> _Vorliegender Text_
Vom „Aktuellen Sportstudio“ zur Bundeskunsthalle: Die bunte Variante der Torwand kann beschossen werden.

Zeitgenössische Arbeiten von 15 Künstlern laden in der aktuellen Schau „Interactions“ ein zum Ausprobieren, Mitmachen und Mitdenken.

„Bitte bringen Sie Ihren eigenen Schläger und Bälle mit!“ Eine Aufforderung, die man nicht in einem Museum erwartet. Auch bei Basketballkörben, Fußballtorwänden und einer Rutschbahn denkt man eher an Sport und Freizeit. Mit dem Sommerprogramm „Interactions“ wird die Bonner Bundeskunsthalle ab Sonntag zum Riesenspielplatz. Zeitgenössische Arbeiten von 15 Künstlern und Künstlerinnen laden ein zum Ausprobieren, Mitmachen und Mitdenken.

Ausstellung in Bonn: Spaß auf dem Dach

„Das Ganze ist Teil einer großen Strategie: Wir wollen das Haus nach Corona wieder beleben“, sagt Intendantin Eva Kraus. „Gleichzeitig wollen wir an die Tradition der großen, schönen Ausstellung auf dem Dach anknüpfen.“ Solche wie „Ärger im Paradies“ (2015) oder das „Playground Project“ (2018).

Derzeit durchziehen blaue Teppichbahnen das mehr als 1000 Quadratmeter große Areal in luftiger Höhe. Es könnten Flüsse sein oder Wege, denen man mit Augen und Füßen folgt. Umhäkelte Spielbälle laden dazu ein, sie die Pfade entlang zu rollen. Mit Sisal ummantelte, handgefertigte Basketbälle warten darauf, einen der Körbe anzuvisieren. Die Platten, an denen die Körbe hängen, ziert jeweils ein Stück Teppichstoff, gerahmt wie ein Bild.

Es geht um mehr als das reine Spiel

„Es geht nicht nur ums reine Spiel“, betont Kuratorin Susanne Kleine, „die Künstlerinnen und Künstler haben auch ganz neue Ebenen mit hineingebaut, um Gedankenräume zu öffnen.“

„Verflechtungen“ (2023) nennt Nevin Aladağ ihre Symbiose aus traditioneller orientalischer Knüpfkunst und Basketball. Der Anblick der normalerweise Innenräumen vorbehaltenen Teppiche unter freiem Himmel wirkt irreal. Nur zu real dagegen: die Herstellung der kleinen Bälle und der Häkel-Ummantelungen ihrer großen Geschwister. Sie wurden von geflüchteten Frauen gefertigt.

Dazu, das Haus als „willkommensaffinen Ort“ neu zu gestalten, „der ganz viele Menschen zum Verweilen einlädt“ (Eva Kraus) trägt auf dem Dach nicht nur der neue „Roof Top Kiosk“ mit Gastronomie bei.

> _Datenzeilen_
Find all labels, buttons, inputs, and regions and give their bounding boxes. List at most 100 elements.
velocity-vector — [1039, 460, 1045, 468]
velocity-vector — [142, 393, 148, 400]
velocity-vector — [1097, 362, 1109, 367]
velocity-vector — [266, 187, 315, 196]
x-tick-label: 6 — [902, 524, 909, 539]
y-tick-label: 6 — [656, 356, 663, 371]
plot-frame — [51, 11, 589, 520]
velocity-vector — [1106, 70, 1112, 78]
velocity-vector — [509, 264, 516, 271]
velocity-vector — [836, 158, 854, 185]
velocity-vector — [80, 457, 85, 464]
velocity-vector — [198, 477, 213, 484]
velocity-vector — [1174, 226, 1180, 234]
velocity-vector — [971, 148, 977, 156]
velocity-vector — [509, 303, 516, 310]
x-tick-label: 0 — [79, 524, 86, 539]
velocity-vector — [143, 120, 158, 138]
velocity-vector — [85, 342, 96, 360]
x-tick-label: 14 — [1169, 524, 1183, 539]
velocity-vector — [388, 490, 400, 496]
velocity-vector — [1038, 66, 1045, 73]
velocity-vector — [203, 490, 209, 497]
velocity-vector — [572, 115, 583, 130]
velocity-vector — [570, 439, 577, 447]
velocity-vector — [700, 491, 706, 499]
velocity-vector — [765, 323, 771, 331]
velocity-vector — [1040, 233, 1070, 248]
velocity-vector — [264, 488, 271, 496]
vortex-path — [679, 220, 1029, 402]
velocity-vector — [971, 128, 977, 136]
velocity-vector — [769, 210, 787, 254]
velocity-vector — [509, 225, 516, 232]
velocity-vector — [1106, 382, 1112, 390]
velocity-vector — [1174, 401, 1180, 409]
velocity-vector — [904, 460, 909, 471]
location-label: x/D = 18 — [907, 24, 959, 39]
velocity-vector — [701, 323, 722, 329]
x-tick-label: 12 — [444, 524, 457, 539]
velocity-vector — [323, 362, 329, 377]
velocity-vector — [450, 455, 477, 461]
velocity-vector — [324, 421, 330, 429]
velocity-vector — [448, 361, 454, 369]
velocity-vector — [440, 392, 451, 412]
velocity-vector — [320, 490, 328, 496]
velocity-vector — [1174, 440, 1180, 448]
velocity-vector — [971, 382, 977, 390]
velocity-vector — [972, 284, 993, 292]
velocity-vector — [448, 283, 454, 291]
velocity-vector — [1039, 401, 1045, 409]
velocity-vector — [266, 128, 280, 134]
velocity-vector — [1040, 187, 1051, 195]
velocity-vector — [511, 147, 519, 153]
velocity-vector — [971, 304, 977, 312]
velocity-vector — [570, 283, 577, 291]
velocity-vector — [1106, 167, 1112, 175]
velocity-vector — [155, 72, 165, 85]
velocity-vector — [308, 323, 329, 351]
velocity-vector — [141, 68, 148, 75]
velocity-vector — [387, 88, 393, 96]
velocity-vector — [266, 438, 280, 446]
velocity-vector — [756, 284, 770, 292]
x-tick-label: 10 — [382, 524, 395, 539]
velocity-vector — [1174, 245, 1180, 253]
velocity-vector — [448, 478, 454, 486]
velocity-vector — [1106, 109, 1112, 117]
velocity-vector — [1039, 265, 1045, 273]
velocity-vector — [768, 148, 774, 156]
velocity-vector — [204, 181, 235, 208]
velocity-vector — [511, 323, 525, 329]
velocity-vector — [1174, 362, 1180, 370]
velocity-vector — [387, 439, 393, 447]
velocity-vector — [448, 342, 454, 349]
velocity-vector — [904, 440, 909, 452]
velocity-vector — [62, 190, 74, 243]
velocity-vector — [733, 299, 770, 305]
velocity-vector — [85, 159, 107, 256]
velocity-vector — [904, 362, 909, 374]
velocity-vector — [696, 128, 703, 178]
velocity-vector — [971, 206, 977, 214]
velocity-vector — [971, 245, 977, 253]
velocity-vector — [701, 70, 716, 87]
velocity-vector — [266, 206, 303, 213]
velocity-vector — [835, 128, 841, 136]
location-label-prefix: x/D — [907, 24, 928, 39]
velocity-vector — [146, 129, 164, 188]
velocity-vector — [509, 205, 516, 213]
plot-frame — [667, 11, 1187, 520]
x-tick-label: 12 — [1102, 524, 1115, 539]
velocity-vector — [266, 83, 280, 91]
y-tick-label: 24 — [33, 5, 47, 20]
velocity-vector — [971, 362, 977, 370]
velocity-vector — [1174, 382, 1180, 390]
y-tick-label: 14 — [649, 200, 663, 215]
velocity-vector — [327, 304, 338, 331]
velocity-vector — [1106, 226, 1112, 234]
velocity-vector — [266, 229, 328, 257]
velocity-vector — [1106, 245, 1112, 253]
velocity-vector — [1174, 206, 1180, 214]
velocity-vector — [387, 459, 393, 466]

> _Aufgaben_
- 1) Nenne alle Personen, die im Text über die Ausstellung „Interactions“ mit Namen vorkommen.
- 2) Beantworte zum Text über die Ausstellung „Interactions“ diese Fragen:
(a) Wie groß ist das Areal auf dem Dach?
(b) Wer hat die kleinen Bälle und die Häkel-Ummantelungen hergestellt?
(c) In welchem Jahr fand das „Playground Project“ statt?
- 3) Schreibe den Text über die Ausstellung „Interactions“ in der Bundeskunsthalle weiter.
Die Zeilen sind eigenständiges Material und gehören nicht zum Text.

> _Lösungen_
- 1) Eva Kraus, Susanne Kleine, Nevin Aladağ

- 2)
(a) Mehr als 1000 Quadratmeter.
(b) Geflüchtete Frauen.
(c) 2018.

- 3)
In ihrer Farbgebung, leuchtend blau mit weißer Schrift lackiert, lassen die Bänke der USKünstlerin Finnegan Shannon an ägäische Inseln denken. Und wirken hier auf dem Dach, in Licht und Luft und Sonne, ähnlich erholsam.

Draufhalten und Nachdenken

Sie sind Teile der Serie „Do you want us here or not“ (2023), bei der Bänke, Stühle und Liegen diejenigen, die sie erblicken, mit Slogans direkt ansprechen. Erstmalig für die Bundeskunsthalle in Edelstahl auch für draußen konzipiert. „Ich möchte Zeit mit dem Himmel und der Brise verbringen“, lautet etwa (übersetzt) einer der Sätze, die man da lesen kann. „Ich mag es, hier zu verweilen“ ein anderer. Und der dritte fasst ironisch in Worte, was sicher viele denken, die auf den Aufzug verzichtet und stattdessen die steile Treppe nach oben erklommen haben: „Es war hart, hierhin zu kommen.“

Gespielt wird auch in den Innenräumen. Speziell für „Interactions“ hat der bekennende Fußballfan Olaf Nicolai eine Outdoor-Variante seines Croy, Kleff und Maier gewidmeten Camouflage-Torwand-Dreiteilers herstellen lassen. Man kann einfach nur draufhalten, ja, aber man kann auch über Sportgeschichte nachdenken, über modische Designs oder darüber, welche Rolle Camouflagekleidung beim Militär spielt.

Ryan Gardeners animatronische Maus im Treppenhaus, die, putzig wie Stuart Little, in Bodennähe aus einem Loch in der Wand herauslugt und versucht, eifrig und schüchtern und sich verhaspelnd, eine Geschichte zu erzählen. „I…I…I!“ Was will sie uns bloß sagen? Nicht nur Kinder schmelzen dahin.

Im Foyer steht Klara Hobzas „Animaloculomat“ (2017), der futuristisch-nostalgische Fotoautomat, der Aufnahmen mit den Augen von Tieren macht. Wie sieht mich ein Tintenfisch? Oder ein Pferd? Oder eine Fledermaus? Während mich andere Menschen von außen im Spiegel sehen und kommentieren: „Ein bisschen höher setzen!“, „Ein bisschen mehr lächeln!“, „Den Kopf ein Stück mehr nach links!“.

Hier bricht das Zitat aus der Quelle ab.